* **WHAT IS NEEDED**: Scan the entries below and extract each line with the word "title" in it.
## BEGIN STORED ROWS
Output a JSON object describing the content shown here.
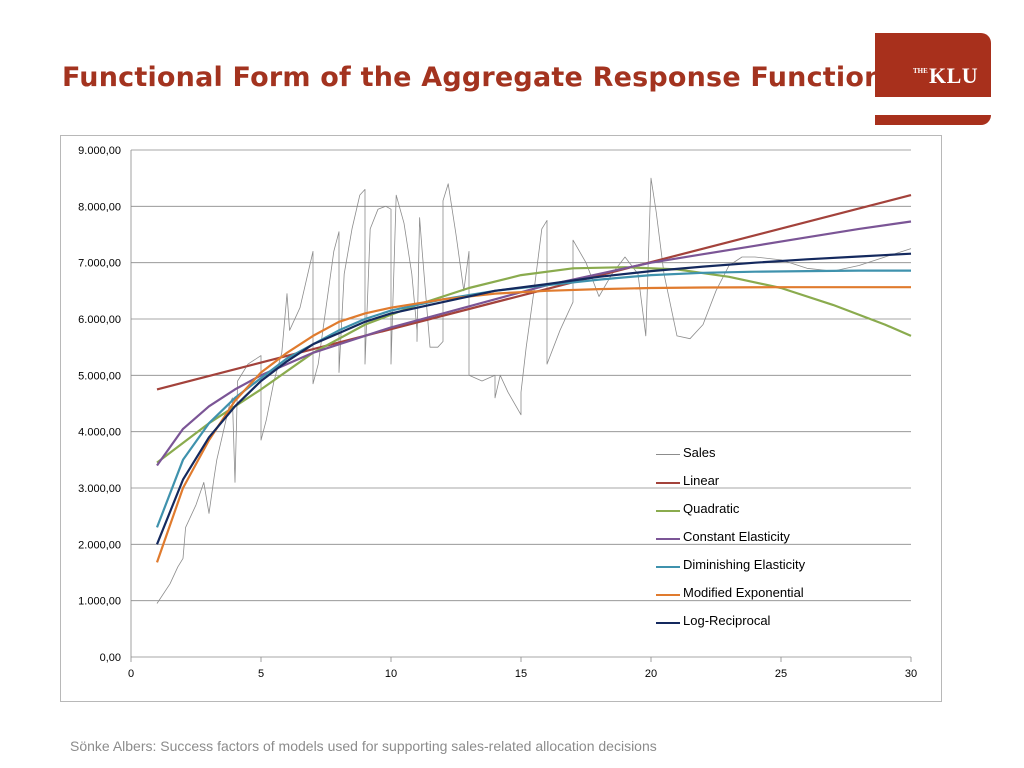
{
  "slide": {
    "title": "Functional Form of the Aggregate Response Function",
    "footer": "Sönke Albers: Success factors of models used for supporting sales-related allocation decisions"
  },
  "logo": {
    "prefix": "THE",
    "name": "KLU",
    "color": "#a8301c"
  },
  "chart_data": {
    "type": "line",
    "title": "",
    "xlabel": "",
    "ylabel": "",
    "xlim": [
      0,
      30
    ],
    "ylim": [
      0,
      9000
    ],
    "x_ticks": [
      "0",
      "5",
      "10",
      "15",
      "20",
      "25",
      "30"
    ],
    "y_ticks": [
      "0,00",
      "1.000,00",
      "2.000,00",
      "3.000,00",
      "4.000,00",
      "5.000,00",
      "6.000,00",
      "7.000,00",
      "8.000,00",
      "9.000,00"
    ],
    "grid": "horizontal",
    "legend_position": "lower-right inside plot",
    "series": [
      {
        "name": "Sales",
        "color": "#8c8c8c",
        "points": [
          [
            1,
            950
          ],
          [
            1.5,
            1300
          ],
          [
            1.8,
            1600
          ],
          [
            2,
            1750
          ],
          [
            2.1,
            2300
          ],
          [
            2.5,
            2700
          ],
          [
            2.8,
            3100
          ],
          [
            3,
            2550
          ],
          [
            3.2,
            3200
          ],
          [
            3.3,
            3500
          ],
          [
            3.5,
            3900
          ],
          [
            3.8,
            4500
          ],
          [
            3.9,
            4600
          ],
          [
            4,
            3100
          ],
          [
            4.1,
            4900
          ],
          [
            4.5,
            5200
          ],
          [
            5,
            5350
          ],
          [
            5,
            3850
          ],
          [
            5.2,
            4200
          ],
          [
            5.5,
            4900
          ],
          [
            5.8,
            5400
          ],
          [
            6,
            6450
          ],
          [
            6.1,
            5800
          ],
          [
            6.5,
            6200
          ],
          [
            6.8,
            6800
          ],
          [
            7,
            7200
          ],
          [
            7,
            4850
          ],
          [
            7.2,
            5200
          ],
          [
            7.5,
            6200
          ],
          [
            7.8,
            7200
          ],
          [
            8,
            7550
          ],
          [
            8,
            5050
          ],
          [
            8.2,
            6800
          ],
          [
            8.5,
            7600
          ],
          [
            8.8,
            8200
          ],
          [
            9,
            8300
          ],
          [
            9,
            5200
          ],
          [
            9.2,
            7600
          ],
          [
            9.5,
            7950
          ],
          [
            9.8,
            8000
          ],
          [
            10,
            7950
          ],
          [
            10,
            5200
          ],
          [
            10.2,
            8200
          ],
          [
            10.5,
            7700
          ],
          [
            10.8,
            6800
          ],
          [
            11,
            5800
          ],
          [
            11,
            5600
          ],
          [
            11.1,
            7800
          ],
          [
            11.2,
            7200
          ],
          [
            11.5,
            5500
          ],
          [
            11.8,
            5500
          ],
          [
            12,
            5600
          ],
          [
            12,
            8100
          ],
          [
            12.2,
            8400
          ],
          [
            12.5,
            7500
          ],
          [
            12.8,
            6500
          ],
          [
            13,
            7200
          ],
          [
            13,
            5000
          ],
          [
            13.5,
            4900
          ],
          [
            14,
            5000
          ],
          [
            14,
            4600
          ],
          [
            14.2,
            5000
          ],
          [
            14.5,
            4700
          ],
          [
            15,
            4300
          ],
          [
            15,
            4700
          ],
          [
            15.2,
            5500
          ],
          [
            15.5,
            6500
          ],
          [
            15.8,
            7600
          ],
          [
            16,
            7750
          ],
          [
            16,
            5200
          ],
          [
            16.5,
            5800
          ],
          [
            17,
            6300
          ],
          [
            17,
            7400
          ],
          [
            17.5,
            7000
          ],
          [
            18,
            6400
          ],
          [
            18.5,
            6800
          ],
          [
            19,
            7100
          ],
          [
            19.5,
            6800
          ],
          [
            19.8,
            5700
          ],
          [
            20,
            8500
          ],
          [
            20.2,
            7900
          ],
          [
            20.5,
            6800
          ],
          [
            21,
            5700
          ],
          [
            21.5,
            5650
          ],
          [
            22,
            5900
          ],
          [
            22.5,
            6500
          ],
          [
            23,
            6950
          ],
          [
            23.5,
            7100
          ],
          [
            24,
            7100
          ],
          [
            25,
            7050
          ],
          [
            26,
            6900
          ],
          [
            27,
            6850
          ],
          [
            28,
            6950
          ],
          [
            29,
            7100
          ],
          [
            30,
            7250
          ]
        ]
      },
      {
        "name": "Linear",
        "color": "#a3423b",
        "points": [
          [
            1,
            4750
          ],
          [
            30,
            8200
          ]
        ]
      },
      {
        "name": "Quadratic",
        "color": "#8aab4e",
        "points": [
          [
            1,
            3450
          ],
          [
            3,
            4150
          ],
          [
            5,
            4750
          ],
          [
            7,
            5400
          ],
          [
            9,
            5900
          ],
          [
            11,
            6250
          ],
          [
            13,
            6550
          ],
          [
            15,
            6780
          ],
          [
            17,
            6900
          ],
          [
            19,
            6920
          ],
          [
            21,
            6880
          ],
          [
            23,
            6750
          ],
          [
            25,
            6550
          ],
          [
            27,
            6250
          ],
          [
            29,
            5900
          ],
          [
            30,
            5700
          ]
        ]
      },
      {
        "name": "Constant Elasticity",
        "color": "#7b5596",
        "points": [
          [
            1,
            3400
          ],
          [
            2,
            4050
          ],
          [
            3,
            4450
          ],
          [
            4,
            4750
          ],
          [
            5,
            5000
          ],
          [
            6,
            5200
          ],
          [
            7,
            5400
          ],
          [
            8,
            5550
          ],
          [
            10,
            5850
          ],
          [
            12,
            6100
          ],
          [
            14,
            6350
          ],
          [
            16,
            6600
          ],
          [
            18,
            6800
          ],
          [
            20,
            7000
          ],
          [
            22,
            7150
          ],
          [
            24,
            7300
          ],
          [
            26,
            7450
          ],
          [
            28,
            7600
          ],
          [
            30,
            7730
          ]
        ]
      },
      {
        "name": "Diminishing Elasticity",
        "color": "#3f92ad",
        "points": [
          [
            1,
            2300
          ],
          [
            2,
            3500
          ],
          [
            3,
            4150
          ],
          [
            4,
            4600
          ],
          [
            5,
            4950
          ],
          [
            6,
            5300
          ],
          [
            7,
            5550
          ],
          [
            8,
            5800
          ],
          [
            9,
            6000
          ],
          [
            10,
            6150
          ],
          [
            12,
            6350
          ],
          [
            14,
            6500
          ],
          [
            16,
            6600
          ],
          [
            18,
            6700
          ],
          [
            20,
            6780
          ],
          [
            22,
            6820
          ],
          [
            24,
            6840
          ],
          [
            26,
            6850
          ],
          [
            28,
            6860
          ],
          [
            30,
            6860
          ]
        ]
      },
      {
        "name": "Modified Exponential",
        "color": "#e07b2e",
        "points": [
          [
            1,
            1680
          ],
          [
            2,
            3000
          ],
          [
            3,
            3850
          ],
          [
            4,
            4550
          ],
          [
            5,
            5050
          ],
          [
            6,
            5400
          ],
          [
            7,
            5700
          ],
          [
            8,
            5950
          ],
          [
            9,
            6100
          ],
          [
            10,
            6200
          ],
          [
            12,
            6350
          ],
          [
            14,
            6450
          ],
          [
            16,
            6500
          ],
          [
            18,
            6530
          ],
          [
            20,
            6550
          ],
          [
            22,
            6560
          ],
          [
            25,
            6565
          ],
          [
            30,
            6565
          ]
        ]
      },
      {
        "name": "Log-Reciprocal",
        "color": "#14295e",
        "points": [
          [
            1,
            2000
          ],
          [
            2,
            3150
          ],
          [
            3,
            3900
          ],
          [
            4,
            4450
          ],
          [
            5,
            4900
          ],
          [
            6,
            5250
          ],
          [
            7,
            5550
          ],
          [
            8,
            5750
          ],
          [
            9,
            5950
          ],
          [
            10,
            6100
          ],
          [
            12,
            6300
          ],
          [
            14,
            6500
          ],
          [
            16,
            6620
          ],
          [
            18,
            6750
          ],
          [
            20,
            6850
          ],
          [
            22,
            6930
          ],
          [
            24,
            7000
          ],
          [
            26,
            7060
          ],
          [
            28,
            7110
          ],
          [
            30,
            7160
          ]
        ]
      }
    ]
  }
}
## END STORED ROWS
* **EXERCISE OUTPUT**:
    "title": "Functional Form of the Aggregate Response Function",
    "title": "",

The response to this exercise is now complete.